Directive:
Your task is to write out the complete listing exactly as it is shown.

╭─ Data for this task

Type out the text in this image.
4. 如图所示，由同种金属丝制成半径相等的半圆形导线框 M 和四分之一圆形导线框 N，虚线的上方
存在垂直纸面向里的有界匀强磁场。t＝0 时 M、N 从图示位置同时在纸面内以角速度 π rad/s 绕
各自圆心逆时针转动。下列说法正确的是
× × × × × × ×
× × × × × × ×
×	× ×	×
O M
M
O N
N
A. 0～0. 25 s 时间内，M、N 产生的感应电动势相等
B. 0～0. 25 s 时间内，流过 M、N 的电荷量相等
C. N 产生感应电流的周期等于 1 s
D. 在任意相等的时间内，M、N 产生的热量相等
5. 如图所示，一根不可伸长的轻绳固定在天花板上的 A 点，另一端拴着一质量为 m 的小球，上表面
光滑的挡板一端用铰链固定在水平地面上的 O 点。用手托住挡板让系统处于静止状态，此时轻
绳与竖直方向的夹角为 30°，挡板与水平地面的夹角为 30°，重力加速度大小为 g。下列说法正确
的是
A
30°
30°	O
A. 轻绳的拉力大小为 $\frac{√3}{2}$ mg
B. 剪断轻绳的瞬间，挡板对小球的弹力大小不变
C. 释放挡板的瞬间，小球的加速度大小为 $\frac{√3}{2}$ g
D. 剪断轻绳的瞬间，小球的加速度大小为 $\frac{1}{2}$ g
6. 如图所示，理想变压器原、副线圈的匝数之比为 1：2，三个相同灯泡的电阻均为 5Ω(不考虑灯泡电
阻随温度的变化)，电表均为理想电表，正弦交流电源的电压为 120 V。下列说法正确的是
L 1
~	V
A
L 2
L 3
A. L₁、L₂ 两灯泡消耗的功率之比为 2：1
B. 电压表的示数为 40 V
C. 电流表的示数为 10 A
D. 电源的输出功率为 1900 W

╰─

Written answer:
Type out the text in this image.
4. 如图所示，由同种金属丝制成半径相等的半圆形导线框 M 和四分之一圆形导线框 N，虚线的上方
存在垂直纸面向里的有界匀强磁场。t＝0 时 M、N 从图示位置同时在纸面内以角速度 π rad/s 绕
各自圆心逆时针转动。下列说法正确的是
× × × × × × ×
× × × × × × ×
×	× ×	×
O M
M
O N
N
A. 0～0. 25 s 时间内，M、N 产生的感应电动势相等
B. 0～0. 25 s 时间内，流过 M、N 的电荷量相等
C. N 产生感应电流的周期等于 1 s
D. 在任意相等的时间内，M、N 产生的热量相等
5. 如图所示，一根不可伸长的轻绳固定在天花板上的 A 点，另一端拴着一质量为 m 的小球，上表面
光滑的挡板一端用铰链固定在水平地面上的 O 点。用手托住挡板让系统处于静止状态，此时轻
绳与竖直方向的夹角为 30°，挡板与水平地面的夹角为 30°，重力加速度大小为 g。下列说法正确
的是
A
30°
30°	O
A. 轻绳的拉力大小为 $\frac{√3}{2}$ mg
B. 剪断轻绳的瞬间，挡板对小球的弹力大小不变
C. 释放挡板的瞬间，小球的加速度大小为 $\frac{√3}{2}$ g
D. 剪断轻绳的瞬间，小球的加速度大小为 $\frac{1}{2}$ g
6. 如图所示，理想变压器原、副线圈的匝数之比为 1：2，三个相同灯泡的电阻均为 5Ω(不考虑灯泡电
阻随温度的变化)，电表均为理想电表，正弦交流电源的电压为 120 V。下列说法正确的是
L 1
~	V
A
L 2
L 3
A. L₁、L₂ 两灯泡消耗的功率之比为 2：1
B. 电压表的示数为 40 V
C. 电流表的示数为 10 A
D. 电源的输出功率为 1900 W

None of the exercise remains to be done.